What is asked - Reproduce each line of the material precisely.

--- start ---

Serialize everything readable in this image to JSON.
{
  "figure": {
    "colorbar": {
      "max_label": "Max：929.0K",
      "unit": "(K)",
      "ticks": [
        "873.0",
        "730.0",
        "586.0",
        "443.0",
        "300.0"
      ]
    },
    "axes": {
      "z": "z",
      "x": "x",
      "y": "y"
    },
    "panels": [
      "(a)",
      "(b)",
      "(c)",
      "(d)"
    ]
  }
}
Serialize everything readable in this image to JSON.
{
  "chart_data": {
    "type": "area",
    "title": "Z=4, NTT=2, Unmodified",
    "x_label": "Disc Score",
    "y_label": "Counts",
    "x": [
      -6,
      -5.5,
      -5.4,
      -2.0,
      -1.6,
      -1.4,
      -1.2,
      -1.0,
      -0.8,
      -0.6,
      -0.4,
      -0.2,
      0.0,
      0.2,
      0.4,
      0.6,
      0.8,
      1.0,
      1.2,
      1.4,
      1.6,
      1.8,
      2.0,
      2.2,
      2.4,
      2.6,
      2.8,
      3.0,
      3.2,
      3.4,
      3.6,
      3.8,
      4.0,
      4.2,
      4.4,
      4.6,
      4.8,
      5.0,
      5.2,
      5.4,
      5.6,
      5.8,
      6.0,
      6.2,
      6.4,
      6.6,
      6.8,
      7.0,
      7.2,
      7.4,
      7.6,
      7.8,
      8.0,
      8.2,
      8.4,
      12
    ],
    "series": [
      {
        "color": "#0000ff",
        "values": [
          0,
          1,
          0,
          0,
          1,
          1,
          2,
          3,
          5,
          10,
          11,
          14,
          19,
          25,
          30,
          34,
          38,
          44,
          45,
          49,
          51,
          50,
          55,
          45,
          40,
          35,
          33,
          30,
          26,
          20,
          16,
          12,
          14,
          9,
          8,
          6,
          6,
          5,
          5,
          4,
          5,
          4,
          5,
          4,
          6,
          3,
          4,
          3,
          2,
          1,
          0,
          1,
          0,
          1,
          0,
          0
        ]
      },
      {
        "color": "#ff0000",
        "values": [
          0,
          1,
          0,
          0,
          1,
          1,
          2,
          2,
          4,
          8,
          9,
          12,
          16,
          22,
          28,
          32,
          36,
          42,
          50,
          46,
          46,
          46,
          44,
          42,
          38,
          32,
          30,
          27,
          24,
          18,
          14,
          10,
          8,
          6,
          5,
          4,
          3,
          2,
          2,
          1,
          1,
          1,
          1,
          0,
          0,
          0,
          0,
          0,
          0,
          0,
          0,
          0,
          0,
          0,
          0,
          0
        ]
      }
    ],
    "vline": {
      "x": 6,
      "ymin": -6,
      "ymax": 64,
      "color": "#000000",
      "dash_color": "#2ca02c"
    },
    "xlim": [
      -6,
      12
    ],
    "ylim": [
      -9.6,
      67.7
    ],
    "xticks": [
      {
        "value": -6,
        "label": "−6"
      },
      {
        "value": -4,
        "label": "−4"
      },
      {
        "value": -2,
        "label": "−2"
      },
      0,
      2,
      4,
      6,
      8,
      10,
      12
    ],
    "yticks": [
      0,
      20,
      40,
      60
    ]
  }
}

--- end ---

Task output -
Serialize everything readable in this image to JSON.
{
  "figure": {
    "colorbar": {
      "max_label": "Max：929.0K",
      "unit": "(K)",
      "ticks": [
        "873.0",
        "730.0",
        "586.0",
        "443.0",
        "300.0"
      ]
    },
    "axes": {
      "z": "z",
      "x": "x",
      "y": "y"
    },
    "panels": [
      "(a)",
      "(b)",
      "(c)",
      "(d)"
    ]
  }
}
Serialize everything readable in this image to JSON.
{
  "chart_data": {
    "type": "area",
    "title": "Z=4, NTT=2, Unmodified",
    "x_label": "Disc Score",
    "y_label": "Counts",
    "x": [
      -6,
      -5.5,
      -5.4,
      -2.0,
      -1.6,
      -1.4,
      -1.2,
      -1.0,
      -0.8,
      -0.6,
      -0.4,
      -0.2,
      0.0,
      0.2,
      0.4,
      0.6,
      0.8,
      1.0,
      1.2,
      1.4,
      1.6,
      1.8,
      2.0,
      2.2,
      2.4,
      2.6,
      2.8,
      3.0,
      3.2,
      3.4,
      3.6,
      3.8,
      4.0,
      4.2,
      4.4,
      4.6,
      4.8,
      5.0,
      5.2,
      5.4,
      5.6,
      5.8,
      6.0,
      6.2,
      6.4,
      6.6,
      6.8,
      7.0,
      7.2,
      7.4,
      7.6,
      7.8,
      8.0,
      8.2,
      8.4,
      12
    ],
    "series": [
      {
        "color": "#0000ff",
        "values": [
          0,
          1,
          0,
          0,
          1,
          1,
          2,
          3,
          5,
          10,
          11,
          14,
          19,
          25,
          30,
          34,
          38,
          44,
          45,
          49,
          51,
          50,
          55,
          45,
          40,
          35,
          33,
          30,
          26,
          20,
          16,
          12,
          14,
          9,
          8,
          6,
          6,
          5,
          5,
          4,
          5,
          4,
          5,
          4,
          6,
          3,
          4,
          3,
          2,
          1,
          0,
          1,
          0,
          1,
          0,
          0
        ]
      },
      {
        "color": "#ff0000",
        "values": [
          0,
          1,
          0,
          0,
          1,
          1,
          2,
          2,
          4,
          8,
          9,
          12,
          16,
          22,
          28,
          32,
          36,
          42,
          50,
          46,
          46,
          46,
          44,
          42,
          38,
          32,
          30,
          27,
          24,
          18,
          14,
          10,
          8,
          6,
          5,
          4,
          3,
          2,
          2,
          1,
          1,
          1,
          1,
          0,
          0,
          0,
          0,
          0,
          0,
          0,
          0,
          0,
          0,
          0,
          0,
          0
        ]
      }
    ],
    "vline": {
      "x": 6,
      "ymin": -6,
      "ymax": 64,
      "color": "#000000",
      "dash_color": "#2ca02c"
    },
    "xlim": [
      -6,
      12
    ],
    "ylim": [
      -9.6,
      67.7
    ],
    "xticks": [
      {
        "value": -6,
        "label": "−6"
      },
      {
        "value": -4,
        "label": "−4"
      },
      {
        "value": -2,
        "label": "−2"
      },
      0,
      2,
      4,
      6,
      8,
      10,
      12
    ],
    "yticks": [
      0,
      20,
      40,
      60
    ]
  }
}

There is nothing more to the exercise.